▶ TASK: Return the count of lines with the string "kind" in them, and nothing else.

▶ PROVIDED RECORDS:
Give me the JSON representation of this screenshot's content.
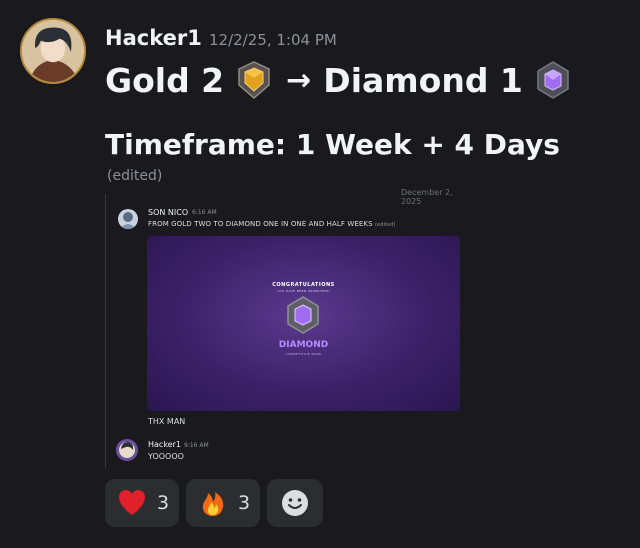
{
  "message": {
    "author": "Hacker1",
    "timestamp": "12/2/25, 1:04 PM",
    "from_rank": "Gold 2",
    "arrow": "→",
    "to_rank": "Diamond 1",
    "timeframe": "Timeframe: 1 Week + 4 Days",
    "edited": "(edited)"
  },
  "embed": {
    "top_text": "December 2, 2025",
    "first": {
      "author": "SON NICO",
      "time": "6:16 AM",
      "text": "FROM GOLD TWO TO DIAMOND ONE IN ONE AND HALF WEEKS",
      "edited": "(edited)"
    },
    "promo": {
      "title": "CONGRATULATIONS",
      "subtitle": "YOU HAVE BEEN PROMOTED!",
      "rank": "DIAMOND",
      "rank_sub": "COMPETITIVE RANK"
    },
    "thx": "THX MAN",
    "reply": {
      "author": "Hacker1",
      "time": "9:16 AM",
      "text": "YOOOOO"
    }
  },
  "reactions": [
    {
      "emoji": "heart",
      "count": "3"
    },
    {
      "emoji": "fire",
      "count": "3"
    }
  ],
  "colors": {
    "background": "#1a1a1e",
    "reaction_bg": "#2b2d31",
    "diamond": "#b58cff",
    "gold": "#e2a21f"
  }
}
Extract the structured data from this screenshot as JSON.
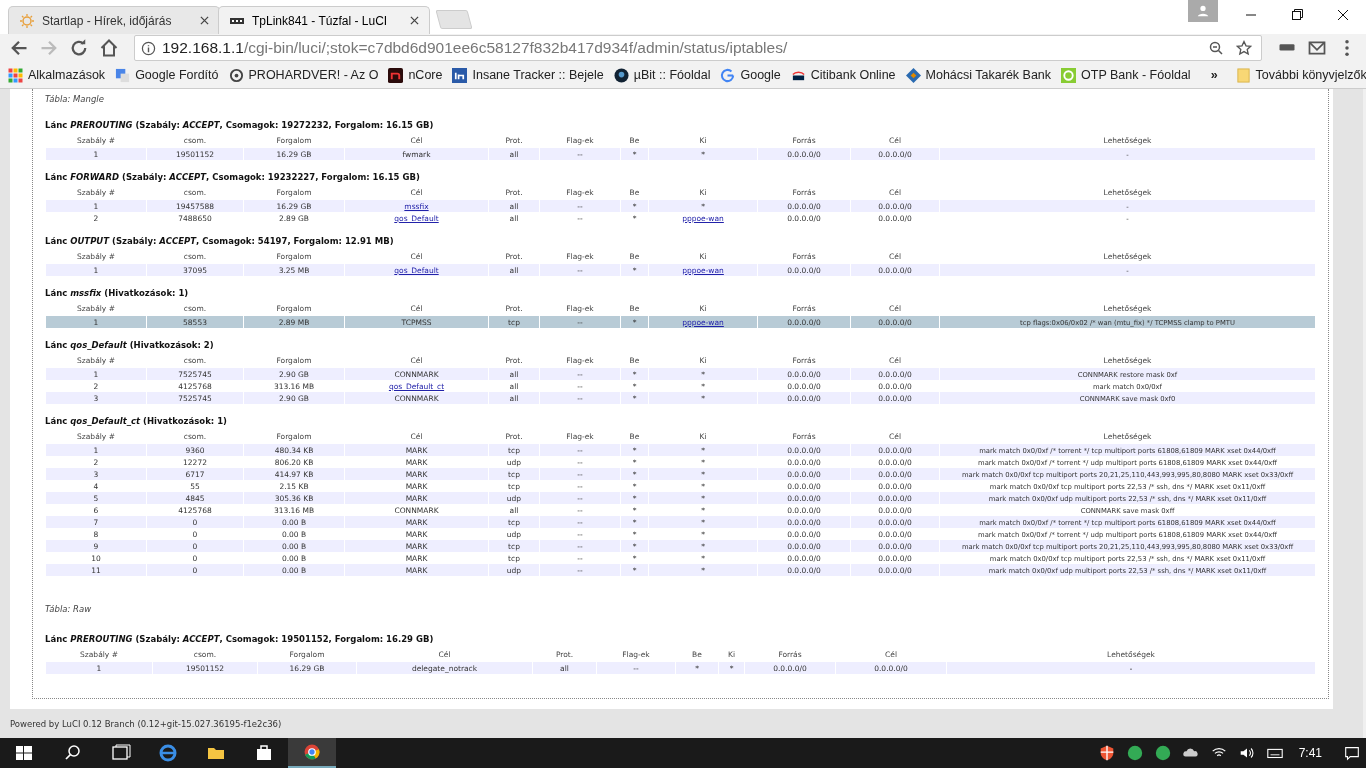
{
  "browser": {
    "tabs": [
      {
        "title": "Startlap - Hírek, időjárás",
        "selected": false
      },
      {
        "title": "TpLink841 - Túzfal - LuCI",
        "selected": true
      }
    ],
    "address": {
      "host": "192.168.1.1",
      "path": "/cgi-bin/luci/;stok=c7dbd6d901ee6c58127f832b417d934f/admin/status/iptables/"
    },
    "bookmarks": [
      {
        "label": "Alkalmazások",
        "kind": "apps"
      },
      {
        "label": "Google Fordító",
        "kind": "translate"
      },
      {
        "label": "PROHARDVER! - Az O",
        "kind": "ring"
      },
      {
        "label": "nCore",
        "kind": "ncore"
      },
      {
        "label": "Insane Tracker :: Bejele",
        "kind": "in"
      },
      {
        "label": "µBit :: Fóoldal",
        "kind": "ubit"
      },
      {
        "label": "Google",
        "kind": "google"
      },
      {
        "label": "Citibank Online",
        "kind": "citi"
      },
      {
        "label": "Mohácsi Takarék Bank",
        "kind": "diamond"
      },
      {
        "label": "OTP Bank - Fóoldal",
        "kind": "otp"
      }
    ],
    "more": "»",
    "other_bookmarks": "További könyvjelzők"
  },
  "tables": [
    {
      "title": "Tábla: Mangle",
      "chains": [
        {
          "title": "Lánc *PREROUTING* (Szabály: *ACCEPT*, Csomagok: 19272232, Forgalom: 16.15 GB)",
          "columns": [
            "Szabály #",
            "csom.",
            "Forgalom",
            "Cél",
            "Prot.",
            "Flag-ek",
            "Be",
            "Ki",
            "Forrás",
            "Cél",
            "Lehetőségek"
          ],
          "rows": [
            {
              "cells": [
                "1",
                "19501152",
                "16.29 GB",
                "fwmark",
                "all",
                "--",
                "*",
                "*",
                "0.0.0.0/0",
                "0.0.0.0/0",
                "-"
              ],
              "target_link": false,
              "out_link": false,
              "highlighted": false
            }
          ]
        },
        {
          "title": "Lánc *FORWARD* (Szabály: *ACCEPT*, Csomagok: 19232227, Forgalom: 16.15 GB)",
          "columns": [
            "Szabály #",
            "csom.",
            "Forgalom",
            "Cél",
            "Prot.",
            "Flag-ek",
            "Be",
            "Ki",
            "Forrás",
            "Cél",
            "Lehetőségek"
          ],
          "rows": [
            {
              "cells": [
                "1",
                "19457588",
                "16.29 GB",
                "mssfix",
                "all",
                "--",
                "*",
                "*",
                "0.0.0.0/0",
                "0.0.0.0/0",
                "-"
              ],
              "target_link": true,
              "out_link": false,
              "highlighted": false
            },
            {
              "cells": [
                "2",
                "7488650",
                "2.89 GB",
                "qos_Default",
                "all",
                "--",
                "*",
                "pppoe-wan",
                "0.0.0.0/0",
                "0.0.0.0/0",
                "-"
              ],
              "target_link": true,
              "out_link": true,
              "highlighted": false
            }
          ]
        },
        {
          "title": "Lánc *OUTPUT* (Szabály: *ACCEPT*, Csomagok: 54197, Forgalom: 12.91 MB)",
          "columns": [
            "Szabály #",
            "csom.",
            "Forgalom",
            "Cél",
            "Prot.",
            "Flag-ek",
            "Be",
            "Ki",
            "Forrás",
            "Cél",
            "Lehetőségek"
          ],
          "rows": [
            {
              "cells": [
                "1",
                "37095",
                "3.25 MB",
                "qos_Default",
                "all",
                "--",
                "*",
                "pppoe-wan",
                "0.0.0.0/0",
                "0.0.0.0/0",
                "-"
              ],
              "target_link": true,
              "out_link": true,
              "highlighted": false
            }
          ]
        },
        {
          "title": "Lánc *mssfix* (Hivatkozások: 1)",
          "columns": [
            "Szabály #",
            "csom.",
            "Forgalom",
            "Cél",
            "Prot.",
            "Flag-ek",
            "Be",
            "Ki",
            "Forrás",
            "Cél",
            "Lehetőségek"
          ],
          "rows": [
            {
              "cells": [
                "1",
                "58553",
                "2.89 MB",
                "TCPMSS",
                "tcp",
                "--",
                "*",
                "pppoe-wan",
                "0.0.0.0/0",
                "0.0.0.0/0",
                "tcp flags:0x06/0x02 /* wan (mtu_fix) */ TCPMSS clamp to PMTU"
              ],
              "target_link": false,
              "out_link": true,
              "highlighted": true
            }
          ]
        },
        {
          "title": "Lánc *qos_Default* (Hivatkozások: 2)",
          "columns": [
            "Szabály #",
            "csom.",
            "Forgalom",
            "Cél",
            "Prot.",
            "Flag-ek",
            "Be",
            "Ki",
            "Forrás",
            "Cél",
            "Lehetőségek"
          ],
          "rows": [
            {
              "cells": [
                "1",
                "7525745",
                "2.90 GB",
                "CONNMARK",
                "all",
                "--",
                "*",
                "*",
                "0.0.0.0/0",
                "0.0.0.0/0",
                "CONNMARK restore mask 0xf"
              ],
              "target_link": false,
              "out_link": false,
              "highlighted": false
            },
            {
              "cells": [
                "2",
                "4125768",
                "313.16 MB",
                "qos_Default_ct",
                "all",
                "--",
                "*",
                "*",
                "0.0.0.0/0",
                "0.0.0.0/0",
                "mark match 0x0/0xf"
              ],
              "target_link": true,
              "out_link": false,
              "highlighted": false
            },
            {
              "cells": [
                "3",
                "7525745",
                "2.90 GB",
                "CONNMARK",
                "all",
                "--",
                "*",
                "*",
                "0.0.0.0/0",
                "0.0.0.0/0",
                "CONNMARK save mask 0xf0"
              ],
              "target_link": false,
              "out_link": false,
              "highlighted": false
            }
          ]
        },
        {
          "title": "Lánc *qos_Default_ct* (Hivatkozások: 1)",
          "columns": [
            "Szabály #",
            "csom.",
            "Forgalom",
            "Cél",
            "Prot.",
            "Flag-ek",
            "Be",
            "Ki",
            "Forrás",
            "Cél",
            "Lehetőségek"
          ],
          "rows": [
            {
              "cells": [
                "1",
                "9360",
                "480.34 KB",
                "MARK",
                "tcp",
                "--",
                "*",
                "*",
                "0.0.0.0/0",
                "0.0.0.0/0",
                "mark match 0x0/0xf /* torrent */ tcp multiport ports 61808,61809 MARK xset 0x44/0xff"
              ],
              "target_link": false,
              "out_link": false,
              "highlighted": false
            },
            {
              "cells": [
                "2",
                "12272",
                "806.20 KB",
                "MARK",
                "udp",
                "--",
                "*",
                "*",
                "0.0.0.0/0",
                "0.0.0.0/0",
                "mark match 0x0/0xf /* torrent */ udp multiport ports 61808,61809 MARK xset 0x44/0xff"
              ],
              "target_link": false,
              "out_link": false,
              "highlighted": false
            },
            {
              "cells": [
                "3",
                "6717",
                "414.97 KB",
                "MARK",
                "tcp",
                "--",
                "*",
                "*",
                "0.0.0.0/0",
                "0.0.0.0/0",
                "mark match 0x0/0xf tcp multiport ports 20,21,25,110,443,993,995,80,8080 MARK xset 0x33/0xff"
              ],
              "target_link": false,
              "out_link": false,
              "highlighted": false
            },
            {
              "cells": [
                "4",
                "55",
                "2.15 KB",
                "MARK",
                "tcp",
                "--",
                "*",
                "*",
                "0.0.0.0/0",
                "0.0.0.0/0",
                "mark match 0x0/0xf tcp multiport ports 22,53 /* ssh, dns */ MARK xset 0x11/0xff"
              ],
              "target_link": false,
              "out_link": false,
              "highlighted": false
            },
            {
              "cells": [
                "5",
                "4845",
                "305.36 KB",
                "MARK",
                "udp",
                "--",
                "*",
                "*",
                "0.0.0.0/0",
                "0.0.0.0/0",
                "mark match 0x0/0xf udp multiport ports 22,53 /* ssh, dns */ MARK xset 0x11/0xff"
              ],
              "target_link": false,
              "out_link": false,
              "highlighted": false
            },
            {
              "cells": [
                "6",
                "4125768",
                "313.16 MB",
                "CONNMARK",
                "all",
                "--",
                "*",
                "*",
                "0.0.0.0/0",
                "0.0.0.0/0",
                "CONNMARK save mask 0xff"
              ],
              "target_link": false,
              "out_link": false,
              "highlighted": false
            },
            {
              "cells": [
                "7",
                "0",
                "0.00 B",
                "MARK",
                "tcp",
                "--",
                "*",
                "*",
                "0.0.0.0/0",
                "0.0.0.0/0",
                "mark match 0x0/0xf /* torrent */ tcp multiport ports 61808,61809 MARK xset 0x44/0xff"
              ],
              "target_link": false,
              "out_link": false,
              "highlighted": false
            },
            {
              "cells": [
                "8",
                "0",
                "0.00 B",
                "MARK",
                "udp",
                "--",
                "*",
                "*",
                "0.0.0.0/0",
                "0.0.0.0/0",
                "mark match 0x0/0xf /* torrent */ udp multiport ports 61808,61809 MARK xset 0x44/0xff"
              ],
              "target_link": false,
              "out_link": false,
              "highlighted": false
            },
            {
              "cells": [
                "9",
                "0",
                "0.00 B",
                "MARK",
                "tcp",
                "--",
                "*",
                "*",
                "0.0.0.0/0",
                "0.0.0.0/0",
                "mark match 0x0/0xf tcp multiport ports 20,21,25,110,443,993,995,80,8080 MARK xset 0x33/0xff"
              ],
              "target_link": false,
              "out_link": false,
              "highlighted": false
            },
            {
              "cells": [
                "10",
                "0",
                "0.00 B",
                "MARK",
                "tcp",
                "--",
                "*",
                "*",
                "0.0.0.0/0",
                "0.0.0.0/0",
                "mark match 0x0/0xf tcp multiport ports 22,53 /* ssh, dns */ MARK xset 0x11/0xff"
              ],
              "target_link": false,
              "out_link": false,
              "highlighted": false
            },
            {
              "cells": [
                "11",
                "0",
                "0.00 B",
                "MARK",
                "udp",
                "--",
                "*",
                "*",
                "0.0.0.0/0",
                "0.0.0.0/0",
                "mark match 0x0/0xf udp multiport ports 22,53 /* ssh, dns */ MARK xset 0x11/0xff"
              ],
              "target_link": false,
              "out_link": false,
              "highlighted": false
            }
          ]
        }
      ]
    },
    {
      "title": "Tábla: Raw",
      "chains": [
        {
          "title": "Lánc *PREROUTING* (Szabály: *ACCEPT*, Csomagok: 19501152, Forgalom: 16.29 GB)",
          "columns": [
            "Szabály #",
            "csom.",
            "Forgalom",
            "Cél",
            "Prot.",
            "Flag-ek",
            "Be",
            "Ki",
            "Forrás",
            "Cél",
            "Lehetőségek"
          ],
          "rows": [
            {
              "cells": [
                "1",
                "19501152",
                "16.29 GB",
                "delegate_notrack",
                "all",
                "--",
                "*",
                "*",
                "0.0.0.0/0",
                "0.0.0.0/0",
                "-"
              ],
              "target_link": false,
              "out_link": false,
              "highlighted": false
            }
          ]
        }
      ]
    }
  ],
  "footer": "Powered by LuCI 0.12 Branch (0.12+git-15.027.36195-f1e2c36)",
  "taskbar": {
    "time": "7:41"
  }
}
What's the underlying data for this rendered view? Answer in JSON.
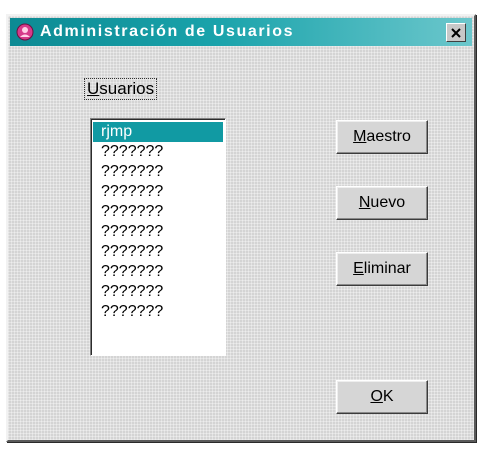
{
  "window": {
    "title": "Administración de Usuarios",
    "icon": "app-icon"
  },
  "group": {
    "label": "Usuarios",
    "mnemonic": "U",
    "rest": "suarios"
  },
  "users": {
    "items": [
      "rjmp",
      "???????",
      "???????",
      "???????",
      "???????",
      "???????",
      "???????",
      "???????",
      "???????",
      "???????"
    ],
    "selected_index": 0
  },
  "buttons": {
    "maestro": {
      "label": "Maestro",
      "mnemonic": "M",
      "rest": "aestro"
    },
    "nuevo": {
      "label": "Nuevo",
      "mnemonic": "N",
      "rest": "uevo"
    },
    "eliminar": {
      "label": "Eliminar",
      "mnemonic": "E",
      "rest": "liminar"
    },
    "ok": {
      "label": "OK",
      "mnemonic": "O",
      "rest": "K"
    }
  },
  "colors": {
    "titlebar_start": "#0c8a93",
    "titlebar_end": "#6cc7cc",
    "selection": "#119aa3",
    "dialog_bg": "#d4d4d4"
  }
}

▶ RESULT OF THIS EXERCISE: 10